[Records about charts and figures]
***

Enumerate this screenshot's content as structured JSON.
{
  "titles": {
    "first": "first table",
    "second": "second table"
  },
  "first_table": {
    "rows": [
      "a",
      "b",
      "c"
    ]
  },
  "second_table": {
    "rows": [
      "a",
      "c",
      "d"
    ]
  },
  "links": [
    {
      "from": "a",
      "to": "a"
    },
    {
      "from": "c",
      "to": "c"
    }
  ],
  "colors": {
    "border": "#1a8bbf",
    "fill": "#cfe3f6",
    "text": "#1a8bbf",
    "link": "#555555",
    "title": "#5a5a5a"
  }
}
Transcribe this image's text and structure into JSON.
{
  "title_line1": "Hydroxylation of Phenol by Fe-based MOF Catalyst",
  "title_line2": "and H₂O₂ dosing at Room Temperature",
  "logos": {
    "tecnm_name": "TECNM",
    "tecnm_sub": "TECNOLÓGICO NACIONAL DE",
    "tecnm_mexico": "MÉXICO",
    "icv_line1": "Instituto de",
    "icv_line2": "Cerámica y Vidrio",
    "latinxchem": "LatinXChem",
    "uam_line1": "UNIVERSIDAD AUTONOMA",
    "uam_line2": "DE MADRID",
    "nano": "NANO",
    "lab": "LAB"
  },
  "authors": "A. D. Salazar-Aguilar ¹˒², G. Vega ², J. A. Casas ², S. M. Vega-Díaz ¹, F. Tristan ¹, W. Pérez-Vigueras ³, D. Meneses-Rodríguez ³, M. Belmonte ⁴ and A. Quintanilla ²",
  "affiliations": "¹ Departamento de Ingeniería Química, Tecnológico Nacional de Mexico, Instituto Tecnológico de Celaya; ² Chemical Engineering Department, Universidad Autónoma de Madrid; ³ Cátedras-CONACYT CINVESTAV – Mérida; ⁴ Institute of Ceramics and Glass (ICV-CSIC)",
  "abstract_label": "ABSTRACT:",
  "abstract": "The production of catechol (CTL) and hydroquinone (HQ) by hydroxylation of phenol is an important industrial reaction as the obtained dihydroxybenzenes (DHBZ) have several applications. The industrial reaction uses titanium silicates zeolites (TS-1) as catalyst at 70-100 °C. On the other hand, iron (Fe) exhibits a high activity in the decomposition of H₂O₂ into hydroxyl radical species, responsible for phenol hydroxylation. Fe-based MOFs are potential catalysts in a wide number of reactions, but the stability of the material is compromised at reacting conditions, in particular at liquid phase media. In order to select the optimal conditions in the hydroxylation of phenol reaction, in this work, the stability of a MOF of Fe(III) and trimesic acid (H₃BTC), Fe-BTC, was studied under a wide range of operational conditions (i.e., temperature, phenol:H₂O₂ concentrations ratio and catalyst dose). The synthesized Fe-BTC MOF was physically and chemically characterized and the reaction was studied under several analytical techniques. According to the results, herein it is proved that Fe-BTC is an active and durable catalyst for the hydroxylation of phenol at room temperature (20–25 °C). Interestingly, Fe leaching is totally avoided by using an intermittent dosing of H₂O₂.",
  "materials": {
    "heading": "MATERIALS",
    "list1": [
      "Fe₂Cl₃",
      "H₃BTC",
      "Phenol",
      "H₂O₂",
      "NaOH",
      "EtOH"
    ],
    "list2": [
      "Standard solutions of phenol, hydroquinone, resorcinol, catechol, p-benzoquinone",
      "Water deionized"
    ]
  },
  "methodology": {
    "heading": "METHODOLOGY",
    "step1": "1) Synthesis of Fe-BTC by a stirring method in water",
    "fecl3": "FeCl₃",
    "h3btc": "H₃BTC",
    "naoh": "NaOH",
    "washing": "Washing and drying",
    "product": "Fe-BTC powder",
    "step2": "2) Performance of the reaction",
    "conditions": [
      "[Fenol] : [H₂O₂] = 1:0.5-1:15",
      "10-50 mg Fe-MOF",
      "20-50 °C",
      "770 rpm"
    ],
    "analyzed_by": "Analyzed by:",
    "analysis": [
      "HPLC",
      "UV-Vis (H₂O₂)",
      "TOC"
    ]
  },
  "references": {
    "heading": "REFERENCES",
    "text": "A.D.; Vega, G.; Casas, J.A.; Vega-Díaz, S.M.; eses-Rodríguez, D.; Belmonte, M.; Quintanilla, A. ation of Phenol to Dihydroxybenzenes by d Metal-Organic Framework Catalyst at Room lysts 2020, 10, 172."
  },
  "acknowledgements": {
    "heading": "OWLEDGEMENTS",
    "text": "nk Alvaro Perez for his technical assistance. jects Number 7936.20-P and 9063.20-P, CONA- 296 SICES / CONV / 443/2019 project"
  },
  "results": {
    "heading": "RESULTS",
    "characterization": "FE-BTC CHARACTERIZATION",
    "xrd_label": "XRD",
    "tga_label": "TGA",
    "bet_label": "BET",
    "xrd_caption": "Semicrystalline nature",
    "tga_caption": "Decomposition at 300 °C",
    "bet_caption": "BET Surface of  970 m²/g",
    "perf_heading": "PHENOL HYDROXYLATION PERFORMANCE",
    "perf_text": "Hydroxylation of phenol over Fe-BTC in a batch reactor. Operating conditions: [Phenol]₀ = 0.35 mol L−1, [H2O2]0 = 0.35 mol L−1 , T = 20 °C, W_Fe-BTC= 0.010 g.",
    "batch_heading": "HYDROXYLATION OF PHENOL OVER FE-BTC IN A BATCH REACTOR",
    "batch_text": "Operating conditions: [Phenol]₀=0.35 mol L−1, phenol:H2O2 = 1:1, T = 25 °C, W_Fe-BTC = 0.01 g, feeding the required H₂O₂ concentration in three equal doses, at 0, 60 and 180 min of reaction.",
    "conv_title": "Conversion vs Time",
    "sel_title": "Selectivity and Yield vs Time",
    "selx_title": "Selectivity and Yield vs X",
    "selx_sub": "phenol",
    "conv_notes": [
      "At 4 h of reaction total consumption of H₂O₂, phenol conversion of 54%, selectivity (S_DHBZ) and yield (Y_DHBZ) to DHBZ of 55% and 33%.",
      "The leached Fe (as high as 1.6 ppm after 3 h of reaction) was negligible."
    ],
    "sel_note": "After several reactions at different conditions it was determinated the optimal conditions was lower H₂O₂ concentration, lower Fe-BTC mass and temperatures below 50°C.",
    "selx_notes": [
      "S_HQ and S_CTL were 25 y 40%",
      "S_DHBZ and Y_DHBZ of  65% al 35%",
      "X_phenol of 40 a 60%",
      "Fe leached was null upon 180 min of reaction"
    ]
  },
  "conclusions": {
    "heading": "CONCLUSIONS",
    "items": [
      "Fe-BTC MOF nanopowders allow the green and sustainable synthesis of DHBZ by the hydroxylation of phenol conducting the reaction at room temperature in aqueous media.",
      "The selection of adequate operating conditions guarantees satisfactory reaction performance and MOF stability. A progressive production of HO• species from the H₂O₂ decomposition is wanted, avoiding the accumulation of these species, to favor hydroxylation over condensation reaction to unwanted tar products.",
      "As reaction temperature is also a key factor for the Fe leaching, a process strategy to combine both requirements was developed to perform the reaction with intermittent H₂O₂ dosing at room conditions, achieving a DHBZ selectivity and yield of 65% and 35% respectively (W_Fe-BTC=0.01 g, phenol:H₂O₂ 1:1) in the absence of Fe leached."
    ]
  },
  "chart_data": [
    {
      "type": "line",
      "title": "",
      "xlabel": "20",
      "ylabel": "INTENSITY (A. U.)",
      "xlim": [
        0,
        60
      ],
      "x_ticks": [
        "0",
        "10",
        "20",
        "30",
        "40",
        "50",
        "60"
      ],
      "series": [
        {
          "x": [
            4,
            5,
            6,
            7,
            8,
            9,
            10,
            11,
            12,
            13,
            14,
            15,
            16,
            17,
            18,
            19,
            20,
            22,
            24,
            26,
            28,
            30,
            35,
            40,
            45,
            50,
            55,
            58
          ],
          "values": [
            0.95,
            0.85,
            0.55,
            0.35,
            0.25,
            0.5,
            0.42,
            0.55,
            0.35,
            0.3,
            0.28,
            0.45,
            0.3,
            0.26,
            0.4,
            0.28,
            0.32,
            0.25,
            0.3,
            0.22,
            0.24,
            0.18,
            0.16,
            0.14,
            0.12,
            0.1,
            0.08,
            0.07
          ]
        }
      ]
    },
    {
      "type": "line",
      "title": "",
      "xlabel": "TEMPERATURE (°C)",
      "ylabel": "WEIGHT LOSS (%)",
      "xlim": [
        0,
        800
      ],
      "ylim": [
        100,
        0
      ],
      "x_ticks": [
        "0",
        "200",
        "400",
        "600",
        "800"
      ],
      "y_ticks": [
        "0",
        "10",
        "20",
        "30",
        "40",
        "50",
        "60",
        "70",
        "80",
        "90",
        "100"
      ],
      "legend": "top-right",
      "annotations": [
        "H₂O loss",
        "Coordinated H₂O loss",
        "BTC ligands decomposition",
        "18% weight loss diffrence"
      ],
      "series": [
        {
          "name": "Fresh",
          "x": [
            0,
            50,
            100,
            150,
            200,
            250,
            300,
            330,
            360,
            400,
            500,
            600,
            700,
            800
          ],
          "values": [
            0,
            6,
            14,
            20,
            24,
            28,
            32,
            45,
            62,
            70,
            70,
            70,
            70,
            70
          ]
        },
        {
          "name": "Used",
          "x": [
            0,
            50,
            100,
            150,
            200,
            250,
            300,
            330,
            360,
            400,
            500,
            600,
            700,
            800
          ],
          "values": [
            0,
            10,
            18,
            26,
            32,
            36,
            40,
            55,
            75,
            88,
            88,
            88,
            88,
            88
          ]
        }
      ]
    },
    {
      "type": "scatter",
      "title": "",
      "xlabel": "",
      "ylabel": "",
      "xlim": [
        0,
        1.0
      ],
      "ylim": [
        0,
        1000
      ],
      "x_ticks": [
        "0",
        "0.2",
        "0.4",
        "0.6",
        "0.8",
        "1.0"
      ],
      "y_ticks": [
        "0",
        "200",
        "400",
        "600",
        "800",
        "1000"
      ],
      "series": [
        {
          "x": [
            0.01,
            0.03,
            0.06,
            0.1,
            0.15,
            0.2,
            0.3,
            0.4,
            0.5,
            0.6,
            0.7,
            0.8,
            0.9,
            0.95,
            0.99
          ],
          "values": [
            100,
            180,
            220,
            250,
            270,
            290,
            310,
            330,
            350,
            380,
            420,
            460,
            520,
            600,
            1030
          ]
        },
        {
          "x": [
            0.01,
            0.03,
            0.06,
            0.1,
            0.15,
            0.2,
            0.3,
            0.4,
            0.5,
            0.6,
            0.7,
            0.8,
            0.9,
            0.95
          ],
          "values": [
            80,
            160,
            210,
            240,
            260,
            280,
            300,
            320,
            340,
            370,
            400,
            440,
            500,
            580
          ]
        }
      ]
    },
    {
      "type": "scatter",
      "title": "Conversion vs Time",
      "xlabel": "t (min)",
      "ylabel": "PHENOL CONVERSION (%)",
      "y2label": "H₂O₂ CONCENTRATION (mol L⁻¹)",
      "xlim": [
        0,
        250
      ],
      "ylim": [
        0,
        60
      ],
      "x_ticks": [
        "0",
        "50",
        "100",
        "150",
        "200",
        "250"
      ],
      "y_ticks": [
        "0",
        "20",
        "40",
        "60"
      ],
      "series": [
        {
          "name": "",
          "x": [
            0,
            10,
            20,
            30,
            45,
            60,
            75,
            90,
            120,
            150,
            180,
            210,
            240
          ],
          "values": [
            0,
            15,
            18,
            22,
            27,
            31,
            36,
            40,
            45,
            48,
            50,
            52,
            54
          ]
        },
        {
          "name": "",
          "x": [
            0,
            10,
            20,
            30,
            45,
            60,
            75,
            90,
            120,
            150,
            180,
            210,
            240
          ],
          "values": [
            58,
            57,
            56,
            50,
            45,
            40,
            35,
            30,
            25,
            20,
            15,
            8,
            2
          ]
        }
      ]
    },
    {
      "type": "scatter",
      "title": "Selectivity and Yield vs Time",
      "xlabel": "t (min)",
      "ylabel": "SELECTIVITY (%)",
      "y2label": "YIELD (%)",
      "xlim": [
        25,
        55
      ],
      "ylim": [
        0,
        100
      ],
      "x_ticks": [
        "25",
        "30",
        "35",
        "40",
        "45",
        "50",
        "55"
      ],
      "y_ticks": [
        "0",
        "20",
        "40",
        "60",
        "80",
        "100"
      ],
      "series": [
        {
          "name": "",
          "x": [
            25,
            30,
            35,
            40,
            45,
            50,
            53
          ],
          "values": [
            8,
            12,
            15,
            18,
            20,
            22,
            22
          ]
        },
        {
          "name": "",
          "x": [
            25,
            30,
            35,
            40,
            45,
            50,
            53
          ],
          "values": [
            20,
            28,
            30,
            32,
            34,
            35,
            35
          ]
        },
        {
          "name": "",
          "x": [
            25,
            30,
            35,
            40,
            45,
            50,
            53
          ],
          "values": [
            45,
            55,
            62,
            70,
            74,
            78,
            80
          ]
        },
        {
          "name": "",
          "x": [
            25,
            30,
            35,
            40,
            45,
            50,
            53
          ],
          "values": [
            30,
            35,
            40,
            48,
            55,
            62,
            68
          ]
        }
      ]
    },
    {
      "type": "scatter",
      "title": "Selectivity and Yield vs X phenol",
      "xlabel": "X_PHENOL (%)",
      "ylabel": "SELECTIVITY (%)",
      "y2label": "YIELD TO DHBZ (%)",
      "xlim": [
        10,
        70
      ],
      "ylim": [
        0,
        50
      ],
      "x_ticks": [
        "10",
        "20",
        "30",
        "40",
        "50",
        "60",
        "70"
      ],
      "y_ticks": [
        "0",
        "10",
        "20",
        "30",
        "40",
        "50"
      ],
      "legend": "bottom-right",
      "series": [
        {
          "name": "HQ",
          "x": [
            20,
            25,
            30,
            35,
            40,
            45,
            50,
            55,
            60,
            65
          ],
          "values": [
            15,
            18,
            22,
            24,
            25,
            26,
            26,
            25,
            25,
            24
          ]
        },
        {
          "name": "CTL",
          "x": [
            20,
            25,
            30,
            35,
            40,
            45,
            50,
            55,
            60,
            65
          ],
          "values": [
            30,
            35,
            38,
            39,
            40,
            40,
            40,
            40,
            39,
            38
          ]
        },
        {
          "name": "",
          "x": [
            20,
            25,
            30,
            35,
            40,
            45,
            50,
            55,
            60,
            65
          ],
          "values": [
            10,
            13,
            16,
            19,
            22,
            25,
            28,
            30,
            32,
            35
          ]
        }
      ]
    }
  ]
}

***

[REQUEST]
Ascertain the number of lines in the entries that include the word "Díaz", and report only that number.

[TASK RESPONSE]
2